◆ Text block ◆
"""

That’s fast – especially when you consider that on average only 10 percent of bills introduced into Congress are actually passed into law.3 Most are weighted down by political bartering, lost or hidden in the committee process, bypassed or ignored, ultimately abandoned, or placed on congressional calendars for subsequent sessions. Not so with the PATRIOT Act.

America was under siege, and the political call was for action. So now we’ve got the PATRIOT Act, with all its various morphings, add-ons, reauthorizations, and reforms. It’s a tremendous law with far-reaching impacts on average Americans, most of whom aren’t even aware of just how deep the government can now dig into once-private affairs. Take banking, for instance.

As far back as September 2003, banks were alerting customers of the prying tendencies of the PATRIOT Act. Industry analysts warned people who wanted to open new accounts to be on guard for in-depth questions, deeper background checks, and more hoops to jump through. Banks now are required to collect even more information on account holders and account applicants, verifying identifies and cross-checking names with terrorist databases.

"""

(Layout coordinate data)
"""

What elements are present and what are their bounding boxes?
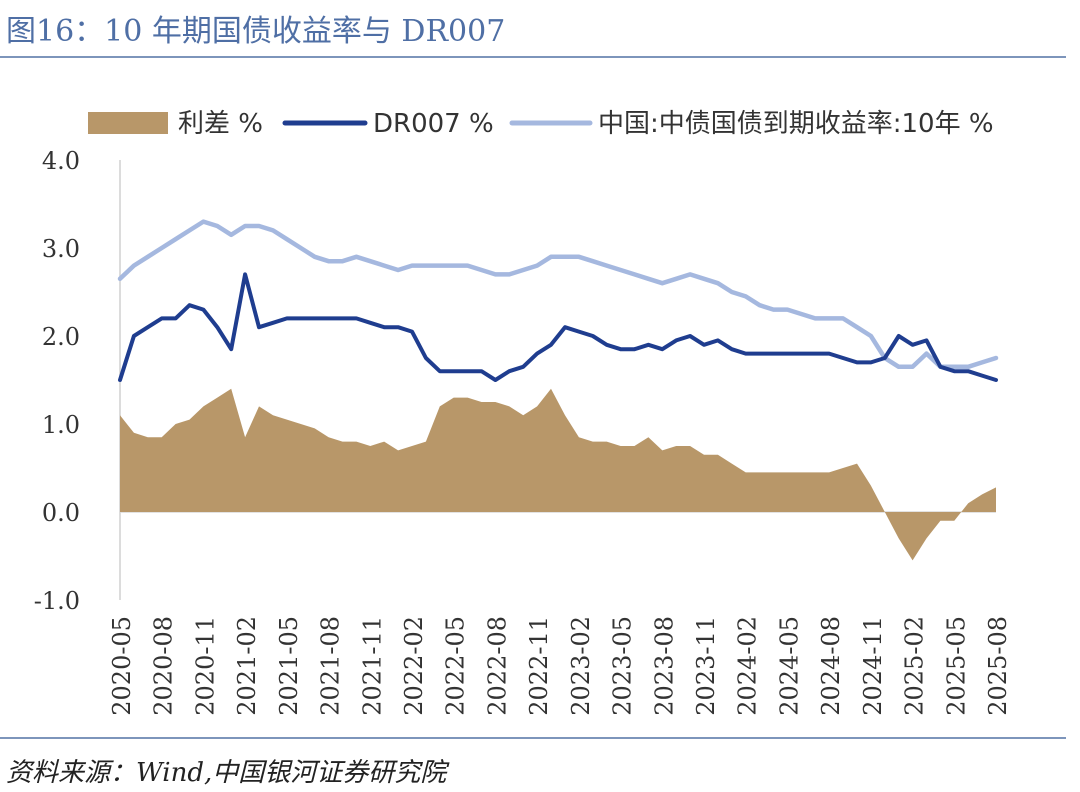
x-tick-label: 2022-05 [442, 616, 470, 716]
x-tick-label: 2021-05 [275, 616, 303, 716]
y-tick-label: -1.0 [34, 587, 80, 615]
legend-swatch-spread [88, 112, 168, 134]
chart: 利差 % DR007 % 中国:中债国债到期收益率:10年 % 4.0 3.0 2.0 1… [34, 109, 1012, 716]
x-tick-label: 2023-02 [567, 616, 595, 716]
y-tick-label: 4.0 [42, 147, 80, 175]
x-tick-label: 2020-08 [150, 616, 178, 716]
y-tick-label: 1.0 [42, 411, 80, 439]
x-tick-label: 2021-02 [233, 616, 261, 716]
x-tick-label: 2023-11 [692, 616, 720, 716]
x-tick-label: 2023-08 [650, 616, 678, 716]
spread-area [120, 388, 996, 561]
source-rule [0, 737, 1066, 739]
x-tick-label: 2021-11 [358, 616, 386, 716]
dr007-line [118, 272, 998, 382]
x-tick-label: 2025-02 [901, 616, 929, 716]
x-tick-label: 2024-02 [734, 616, 762, 716]
source-note: 资料来源：Wind,中国银河证券研究院 [6, 758, 447, 788]
legend-label-dr007: DR007 % [373, 109, 494, 139]
x-tick-label: 2021-08 [317, 616, 345, 716]
x-tick-label: 2023-05 [609, 616, 637, 716]
y-tick-label: 2.0 [42, 323, 80, 351]
x-tick-label: 2022-11 [525, 616, 553, 716]
x-tick-label: 2020-11 [191, 616, 219, 716]
y-tick-label: 0.0 [42, 499, 80, 527]
title-rule [0, 56, 1066, 58]
y-tick-label: 3.0 [42, 235, 80, 263]
x-tick-label: 2024-08 [817, 616, 845, 716]
x-tick-label: 2024-05 [775, 616, 803, 716]
legend: 利差 % DR007 % 中国:中债国债到期收益率:10年 % [88, 109, 994, 139]
x-tick-label: 2022-02 [400, 616, 428, 716]
figure-title: 图16：10 年期国债收益率与 DR007 [6, 14, 506, 49]
x-tick-label: 2025-08 [984, 616, 1012, 716]
axes: 4.0 3.0 2.0 1.0 0.0 -1.0 2020-05 2020-08 2020-11… [34, 147, 1012, 716]
x-tick-label: 2022-08 [483, 616, 511, 716]
cgb10y-line [117, 219, 999, 370]
legend-label-spread: 利差 % [178, 109, 263, 139]
x-tick-label: 2025-05 [942, 616, 970, 716]
legend-label-cgb10y: 中国:中债国债到期收益率:10年 % [598, 109, 994, 139]
plot-area [117, 219, 999, 561]
x-tick-label: 2020-05 [108, 616, 136, 716]
x-tick-label: 2024-11 [859, 616, 887, 716]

"""

◆ Written request ◆
Please rewrite the part of the PATRIOT Act passage that opens with the words containing "America was under" and closes with "banking, for instance.", replacing "political call" with "public demand".

◆ Exercise result ◆
America was under siege, and the public demand was for action. So now we’ve got the PATRIOT Act, with all its various morphings, add-ons, reauthorizations, and reforms. It’s a tremendous law with far-reaching impacts on average Americans, most of whom aren’t even aware of just how deep the government can now dig into once-private affairs. Take banking, for instance.